-------- Recorded information --------

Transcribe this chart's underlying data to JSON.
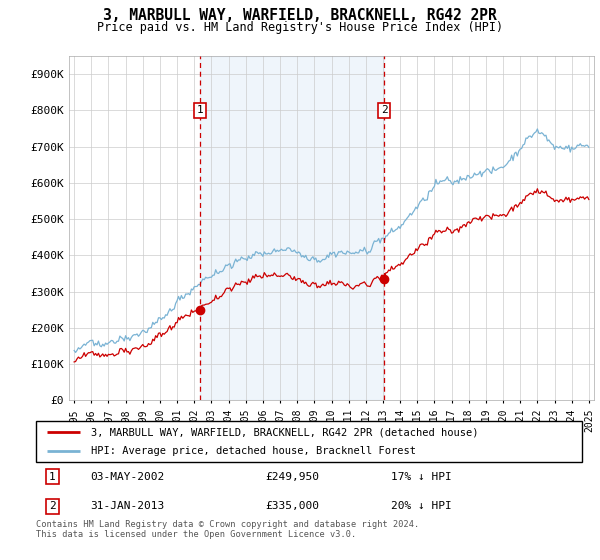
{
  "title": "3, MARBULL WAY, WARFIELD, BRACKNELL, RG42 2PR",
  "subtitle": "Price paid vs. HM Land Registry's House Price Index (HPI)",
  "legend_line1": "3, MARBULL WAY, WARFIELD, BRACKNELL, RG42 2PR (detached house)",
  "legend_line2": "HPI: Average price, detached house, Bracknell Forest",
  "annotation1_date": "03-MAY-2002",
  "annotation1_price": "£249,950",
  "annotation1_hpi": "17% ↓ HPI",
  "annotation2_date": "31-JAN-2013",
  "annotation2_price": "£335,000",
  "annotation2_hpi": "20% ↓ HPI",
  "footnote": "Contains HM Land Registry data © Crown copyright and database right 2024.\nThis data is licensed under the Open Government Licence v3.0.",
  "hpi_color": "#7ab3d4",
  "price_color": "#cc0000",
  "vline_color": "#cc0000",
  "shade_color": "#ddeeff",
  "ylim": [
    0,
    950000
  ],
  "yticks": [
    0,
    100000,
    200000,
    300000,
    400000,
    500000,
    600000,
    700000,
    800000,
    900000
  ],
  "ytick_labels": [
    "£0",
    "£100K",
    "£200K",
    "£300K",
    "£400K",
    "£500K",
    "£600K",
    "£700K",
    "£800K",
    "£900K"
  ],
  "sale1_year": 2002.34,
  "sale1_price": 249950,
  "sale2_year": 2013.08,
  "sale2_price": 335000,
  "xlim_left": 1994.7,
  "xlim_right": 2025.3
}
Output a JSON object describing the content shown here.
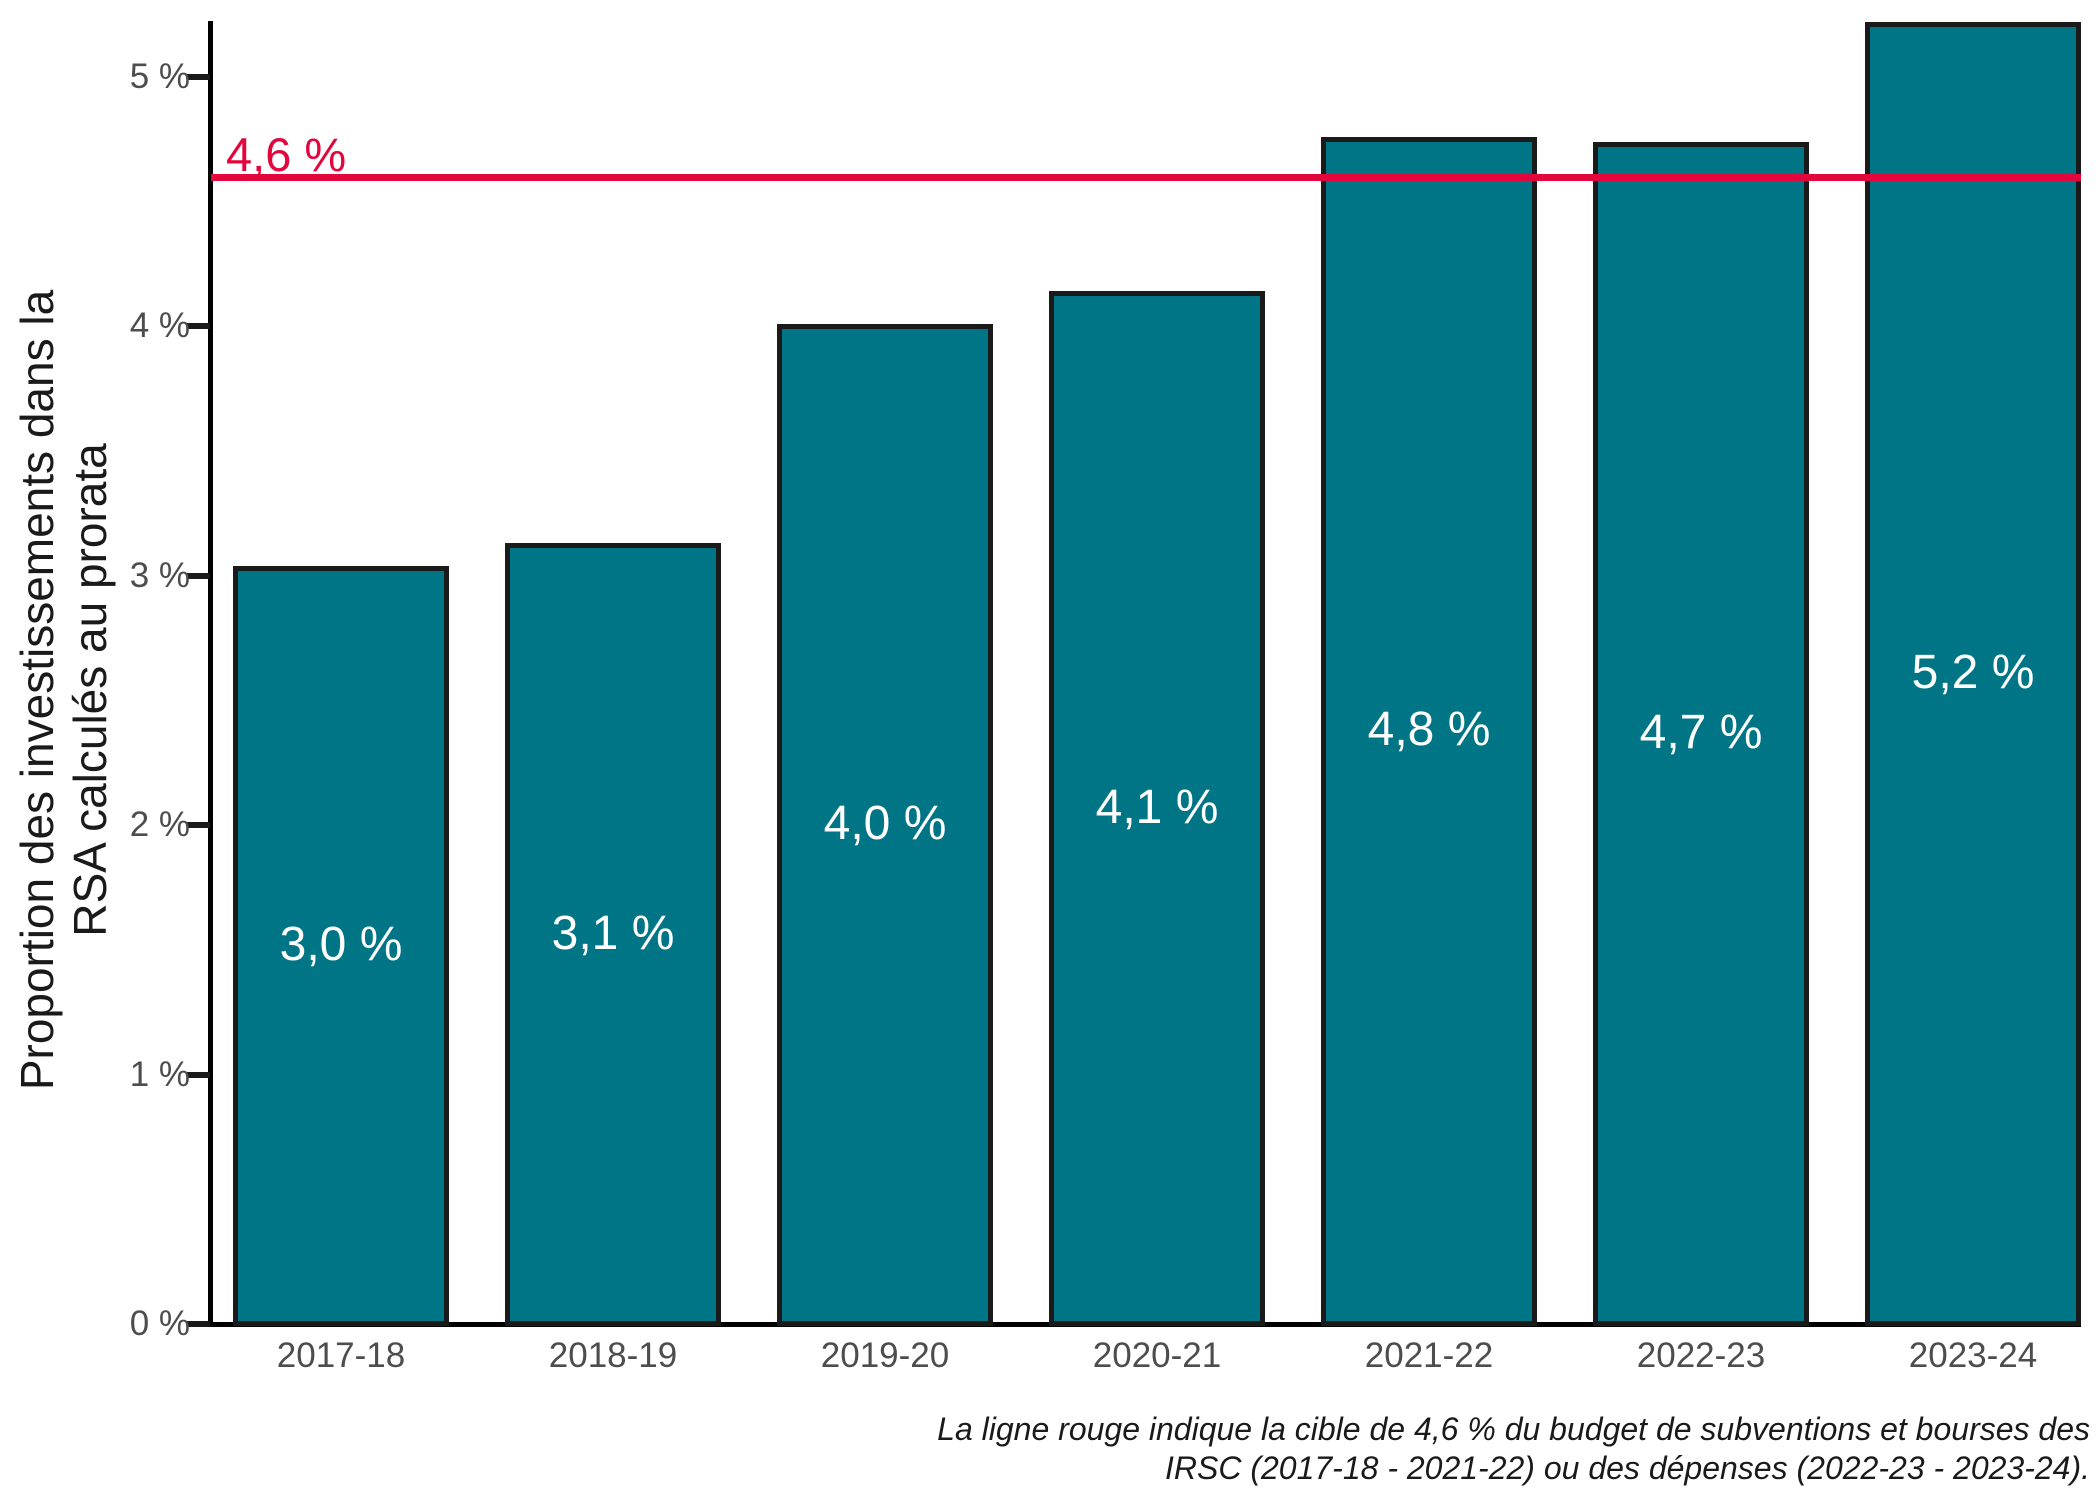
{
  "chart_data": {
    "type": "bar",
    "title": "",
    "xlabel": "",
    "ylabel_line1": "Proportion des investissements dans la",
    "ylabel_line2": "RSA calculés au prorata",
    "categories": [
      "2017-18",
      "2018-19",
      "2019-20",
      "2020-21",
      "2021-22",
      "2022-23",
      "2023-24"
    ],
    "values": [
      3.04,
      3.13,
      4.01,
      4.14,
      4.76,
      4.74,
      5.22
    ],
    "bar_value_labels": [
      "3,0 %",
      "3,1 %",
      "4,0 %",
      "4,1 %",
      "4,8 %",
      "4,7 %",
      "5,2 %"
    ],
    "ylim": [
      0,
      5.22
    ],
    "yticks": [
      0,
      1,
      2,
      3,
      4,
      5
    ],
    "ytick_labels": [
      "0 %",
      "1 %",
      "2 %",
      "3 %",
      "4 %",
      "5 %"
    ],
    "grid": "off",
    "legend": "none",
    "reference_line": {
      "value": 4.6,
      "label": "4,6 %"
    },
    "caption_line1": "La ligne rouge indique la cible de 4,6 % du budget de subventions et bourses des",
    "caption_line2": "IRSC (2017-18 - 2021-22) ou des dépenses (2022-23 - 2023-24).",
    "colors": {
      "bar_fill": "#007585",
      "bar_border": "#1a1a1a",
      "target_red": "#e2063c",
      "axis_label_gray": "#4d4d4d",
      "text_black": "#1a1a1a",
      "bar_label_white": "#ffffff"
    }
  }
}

--------

Each line above is to be copied verbatim. Drop any image from the copy.

Transcribe this chart's underlying data to JSON.
{
  "title": "3, MARBULL WAY, WARFIELD, BRACKNELL, RG42 2PR",
  "subtitle": "Price paid vs. HM Land Registry's House Price Index (HPI)",
  "legend_line1": "3, MARBULL WAY, WARFIELD, BRACKNELL, RG42 2PR (detached house)",
  "legend_line2": "HPI: Average price, detached house, Bracknell Forest",
  "annotation1_date": "03-MAY-2002",
  "annotation1_price": "£249,950",
  "annotation1_hpi": "17% ↓ HPI",
  "annotation2_date": "31-JAN-2013",
  "annotation2_price": "£335,000",
  "annotation2_hpi": "20% ↓ HPI",
  "footnote": "Contains HM Land Registry data © Crown copyright and database right 2024.\nThis data is licensed under the Open Government Licence v3.0.",
  "hpi_color": "#7ab3d4",
  "price_color": "#cc0000",
  "vline_color": "#cc0000",
  "shade_color": "#ddeeff",
  "ylim": [
    0,
    950000
  ],
  "yticks": [
    0,
    100000,
    200000,
    300000,
    400000,
    500000,
    600000,
    700000,
    800000,
    900000
  ],
  "ytick_labels": [
    "£0",
    "£100K",
    "£200K",
    "£300K",
    "£400K",
    "£500K",
    "£600K",
    "£700K",
    "£800K",
    "£900K"
  ],
  "sale1_year": 2002.34,
  "sale1_price": 249950,
  "sale2_year": 2013.08,
  "sale2_price": 335000,
  "xlim_left": 1994.7,
  "xlim_right": 2025.3
}
Output a JSON object describing the content shown here.
{
  "chart_data": {
    "type": "bar",
    "title": "",
    "xlabel": "",
    "ylabel_line1": "Proportion des investissements dans la",
    "ylabel_line2": "RSA calculés au prorata",
    "categories": [
      "2017-18",
      "2018-19",
      "2019-20",
      "2020-21",
      "2021-22",
      "2022-23",
      "2023-24"
    ],
    "values": [
      3.04,
      3.13,
      4.01,
      4.14,
      4.76,
      4.74,
      5.22
    ],
    "bar_value_labels": [
      "3,0 %",
      "3,1 %",
      "4,0 %",
      "4,1 %",
      "4,8 %",
      "4,7 %",
      "5,2 %"
    ],
    "ylim": [
      0,
      5.22
    ],
    "yticks": [
      0,
      1,
      2,
      3,
      4,
      5
    ],
    "ytick_labels": [
      "0 %",
      "1 %",
      "2 %",
      "3 %",
      "4 %",
      "5 %"
    ],
    "grid": "off",
    "legend": "none",
    "reference_line": {
      "value": 4.6,
      "label": "4,6 %"
    },
    "caption_line1": "La ligne rouge indique la cible de 4,6 % du budget de subventions et bourses des",
    "caption_line2": "IRSC (2017-18 - 2021-22) ou des dépenses (2022-23 - 2023-24).",
    "colors": {
      "bar_fill": "#007585",
      "bar_border": "#1a1a1a",
      "target_red": "#e2063c",
      "axis_label_gray": "#4d4d4d",
      "text_black": "#1a1a1a",
      "bar_label_white": "#ffffff"
    }
  }
}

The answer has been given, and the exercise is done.